__Text to read__.
That's a summary of the changes, which will be put into the repository once you have 'push'ed them:

  git push origin master

Please note, that the usual command is

  git push

without the origin-master-stuff, which has to be done only once if an empty repository was created! If you modify previously added files later, you don't have to add them again, of course. Instead skip the adding command and 'commit' and 'push' the changes directly.

Everybody knowing the path to your repository can now clone it, edit files and push changes. To update your local copy with the repository (i.e. to get the changes of somebody else) use

  git pull

Committing only parts of the modifications

A further functionality Manfred finds particularly useful.

It has been mentioned above that one can only commit selected files with

 git add file1 [file2 ...]  &&  git commit

(Do not use git commit -a in this case. If you really want to commit all changes, there is no need to first git add the files for this next commit.)

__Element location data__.
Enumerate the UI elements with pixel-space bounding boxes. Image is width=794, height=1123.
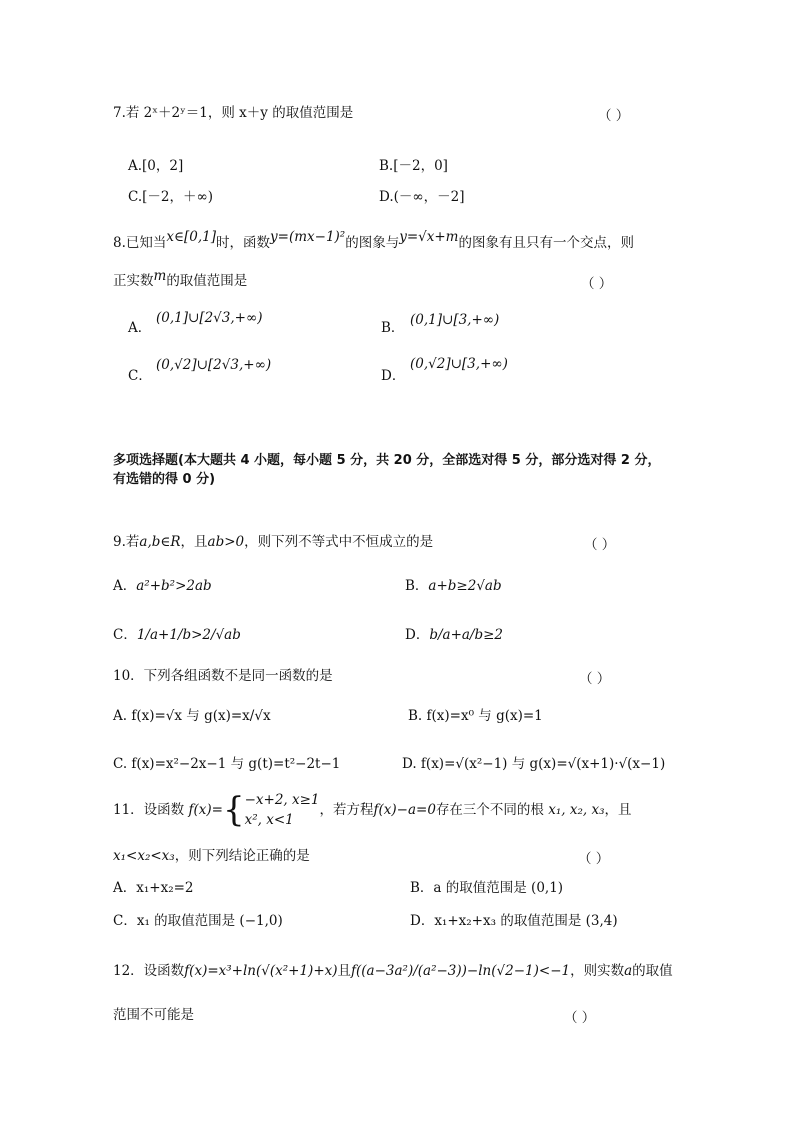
q8-option-a-label: A． bbox=[128, 320, 152, 336]
q12-inequality: f((a−3a²)/(a²−3))−ln(√2−1)<−1 bbox=[351, 963, 571, 979]
section-heading-line2: 有选错的得 0 分) bbox=[113, 472, 216, 487]
q12-stem-part-b: 且 bbox=[337, 963, 352, 979]
q8-option-c: (0,√2]∪[2√3,+∞) bbox=[156, 357, 272, 373]
q9-option-d bbox=[405, 626, 503, 644]
q10-option-d: D. f(x)=√(x²−1) 与 g(x)=√(x+1)·√(x−1) bbox=[402, 756, 666, 772]
q11-equation: f(x)−a=0 bbox=[373, 802, 436, 818]
q12-stem-part-d: 的取值 bbox=[632, 963, 673, 979]
q9-option-b bbox=[405, 577, 502, 595]
q11-answer-paren: （ ） bbox=[578, 851, 610, 867]
q11-piece-1: −x+2, x≥1 bbox=[244, 792, 320, 808]
q11-brace: { bbox=[222, 790, 245, 830]
q9-option-b-label: B． bbox=[405, 578, 429, 594]
q12-stem-part-c: ，则实数 bbox=[570, 963, 625, 979]
q9-stem-condition: ab>0 bbox=[207, 534, 245, 550]
q12-stem bbox=[113, 962, 673, 980]
q11-stem bbox=[113, 790, 631, 834]
q9-stem-part-c: ，且 bbox=[180, 534, 208, 550]
q9-option-c-expr: 1/a+1/b>2/√ab bbox=[136, 627, 241, 643]
q8-function-1: y=(mx−1)² bbox=[270, 229, 346, 245]
q11-stem-part-c: 存在三个不同的根 bbox=[435, 802, 544, 818]
q8-stem-part-c: 的图象与 bbox=[345, 235, 400, 251]
q8-option-b-label: B． bbox=[381, 320, 405, 336]
q8-option-d-label: D． bbox=[381, 368, 406, 384]
q8-stem bbox=[113, 229, 634, 252]
q7-option-c: C.[－2，＋∞) bbox=[128, 189, 214, 205]
q11-root-order: x₁<x₂<x₃ bbox=[113, 848, 175, 864]
q9-option-b-expr: a+b≥2√ab bbox=[428, 578, 502, 594]
q9-answer-paren: （ ） bbox=[584, 537, 616, 553]
q8-variable-m: m bbox=[153, 268, 167, 284]
q11-stem-part-b: ，若方程 bbox=[319, 802, 374, 818]
q9-option-d-expr: b/a+a/b≥2 bbox=[429, 627, 504, 643]
q11-stem-line2 bbox=[113, 847, 310, 865]
q9-option-a-label: A． bbox=[113, 578, 137, 594]
q9-option-c-label: C． bbox=[113, 627, 137, 643]
q10-option-a: A. f(x)=√x 与 g(x)=x/√x bbox=[113, 708, 271, 724]
q8-option-c-label: C． bbox=[128, 368, 152, 384]
q7-option-b: B.[－2，0] bbox=[379, 158, 448, 174]
q12-variable-a: a bbox=[624, 963, 633, 979]
q11-function-head: f(x)= bbox=[188, 802, 223, 818]
q7-option-a: A.[0，2] bbox=[128, 158, 184, 174]
q8-line2-part-a: 正实数 bbox=[113, 273, 154, 289]
q9-option-a-expr: a²+b²>2ab bbox=[136, 578, 212, 594]
q8-stem-part-b: 时，函数 bbox=[216, 235, 271, 251]
section-heading-line1: 多项选择题(本大题共 4 小题，每小题 5 分，共 20 分，全部选对得 5 分，部分选对得 2 分， bbox=[113, 453, 661, 468]
q11-roots: x₁, x₂, x₃ bbox=[548, 802, 605, 818]
q11-option-d: D．x₁+x₂+x₃ 的取值范围是 (3,4) bbox=[410, 913, 618, 929]
q11-option-b: B．a 的取值范围是 (0,1) bbox=[410, 880, 564, 896]
q8-function-2: y=√x+m bbox=[399, 229, 459, 245]
q8-line2-part-b: 的取值范围是 bbox=[166, 273, 248, 289]
q8-condition: x∈[0,1] bbox=[166, 229, 217, 245]
q9-option-d-label: D． bbox=[405, 627, 430, 643]
q11-option-c: C．x₁ 的取值范围是 (−1,0) bbox=[113, 913, 283, 929]
q11-stem-part-d: ，且 bbox=[604, 802, 632, 818]
q8-option-b: (0,1]∪[3,+∞) bbox=[410, 312, 500, 328]
q7-stem: 7.若 2ˣ＋2ʸ＝1，则 x＋y 的取值范围是 bbox=[113, 105, 354, 121]
q12-answer-paren: （ ） bbox=[564, 1010, 596, 1026]
q10-stem: 10．下列各组函数不是同一函数的是 bbox=[113, 668, 333, 684]
q7-option-d: D.(－∞，－2] bbox=[379, 189, 465, 205]
q8-stem-line2 bbox=[113, 268, 248, 290]
q12-stem-line2: 范围不可能是 bbox=[113, 1007, 194, 1023]
q7-answer-paren: （ ） bbox=[598, 108, 630, 124]
q12-stem-part-a: 12．设函数 bbox=[113, 963, 185, 979]
q8-answer-paren: （ ） bbox=[581, 276, 613, 292]
q10-answer-paren: （ ） bbox=[579, 671, 611, 687]
q8-stem-part-a: 8.已知当 bbox=[113, 235, 167, 251]
q9-stem-part-e: ，则下列不等式中不恒成立的是 bbox=[244, 534, 434, 550]
q11-piecewise bbox=[245, 790, 320, 830]
q11-piece-2: x², x<1 bbox=[244, 812, 294, 828]
q9-option-a bbox=[113, 577, 212, 595]
q10-option-b: B. f(x)=x⁰ 与 g(x)=1 bbox=[408, 708, 543, 724]
q11-stem-part-a: 11．设函数 bbox=[113, 802, 185, 818]
q8-option-a: (0,1]∪[2√3,+∞) bbox=[156, 310, 263, 326]
q11-line2-text: ，则下列结论正确的是 bbox=[174, 848, 310, 864]
q9-option-c bbox=[113, 626, 241, 644]
q11-option-a: A．x₁+x₂=2 bbox=[113, 880, 194, 896]
q8-stem-part-d: 的图象有且只有一个交点，则 bbox=[458, 235, 634, 251]
q9-stem-vars: a,b∈R bbox=[139, 534, 181, 550]
q12-function: f(x)=x³+ln(√(x²+1)+x) bbox=[184, 963, 338, 979]
q10-option-c: C. f(x)=x²−2x−1 与 g(t)=t²−2t−1 bbox=[113, 756, 341, 772]
q8-option-d: (0,√2]∪[3,+∞) bbox=[410, 356, 508, 372]
q9-stem bbox=[113, 533, 433, 551]
q9-stem-part-a: 9.若 bbox=[113, 534, 140, 550]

__Set task A__. Gather every line of the listing that contains the string "condition".
__Set task B__. Continue the passage on using git from where it stops.

__Task answer A__.
q9-stem-condition: ab>0 bbox=[207, 534, 245, 550]
q8-condition: x∈[0,1] bbox=[166, 229, 217, 245]

__Task answer B__.
It is also possible to git add only parts of the modifications, namely with the -i(nteractive) Option. When I run

 git add -i file1 [file2 ...]

and press p for (patch), 1 for the first file, and then hit [Return], I can decide for every changed block ("hunk") in file 1 whether (y) I want to add ("stage") this change to the next commit or not (n). If I want to commit only part of what git considers a "hunk" in first place, I can press s in order to split the current hunk. When I'm done with file 1 or when I quit with q, I can start over from the beginning, e.g. patching the next file.

After the desired hunks have been staged to the index, you run

  git commit

as usual, without -a!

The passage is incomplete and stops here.